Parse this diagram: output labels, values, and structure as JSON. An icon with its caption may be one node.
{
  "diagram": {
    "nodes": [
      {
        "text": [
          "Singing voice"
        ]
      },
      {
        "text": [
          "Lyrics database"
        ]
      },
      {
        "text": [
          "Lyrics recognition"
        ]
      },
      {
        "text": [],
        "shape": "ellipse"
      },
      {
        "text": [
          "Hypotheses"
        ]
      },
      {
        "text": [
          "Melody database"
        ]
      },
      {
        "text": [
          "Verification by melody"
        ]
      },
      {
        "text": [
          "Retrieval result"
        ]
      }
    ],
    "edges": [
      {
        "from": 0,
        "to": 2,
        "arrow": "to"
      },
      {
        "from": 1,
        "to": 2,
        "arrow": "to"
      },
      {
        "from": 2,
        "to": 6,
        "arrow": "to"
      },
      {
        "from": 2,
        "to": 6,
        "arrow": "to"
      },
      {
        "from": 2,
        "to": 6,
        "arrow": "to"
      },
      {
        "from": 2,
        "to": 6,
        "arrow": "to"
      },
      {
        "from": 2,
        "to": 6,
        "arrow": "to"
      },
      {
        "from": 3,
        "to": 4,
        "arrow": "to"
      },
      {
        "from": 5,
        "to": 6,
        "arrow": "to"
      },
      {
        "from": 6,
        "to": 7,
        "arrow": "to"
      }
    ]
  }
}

◆ **TASK OBJECTIVE**
From the records above, extract every entry exactly as given.

◆ **PROBLEM SOLUTION**
Parse this diagram: output labels, values, and structure as JSON. An icon with its caption may be one node.
{
  "diagram": {
    "nodes": [
      {
        "text": [
          "Singing voice"
        ]
      },
      {
        "text": [
          "Lyrics database"
        ]
      },
      {
        "text": [
          "Lyrics recognition"
        ]
      },
      {
        "text": [],
        "shape": "ellipse"
      },
      {
        "text": [
          "Hypotheses"
        ]
      },
      {
        "text": [
          "Melody database"
        ]
      },
      {
        "text": [
          "Verification by melody"
        ]
      },
      {
        "text": [
          "Retrieval result"
        ]
      }
    ],
    "edges": [
      {
        "from": 0,
        "to": 2,
        "arrow": "to"
      },
      {
        "from": 1,
        "to": 2,
        "arrow": "to"
      },
      {
        "from": 2,
        "to": 6,
        "arrow": "to"
      },
      {
        "from": 2,
        "to": 6,
        "arrow": "to"
      },
      {
        "from": 2,
        "to": 6,
        "arrow": "to"
      },
      {
        "from": 2,
        "to": 6,
        "arrow": "to"
      },
      {
        "from": 2,
        "to": 6,
        "arrow": "to"
      },
      {
        "from": 3,
        "to": 4,
        "arrow": "to"
      },
      {
        "from": 5,
        "to": 6,
        "arrow": "to"
      },
      {
        "from": 6,
        "to": 7,
        "arrow": "to"
      }
    ]
  }
}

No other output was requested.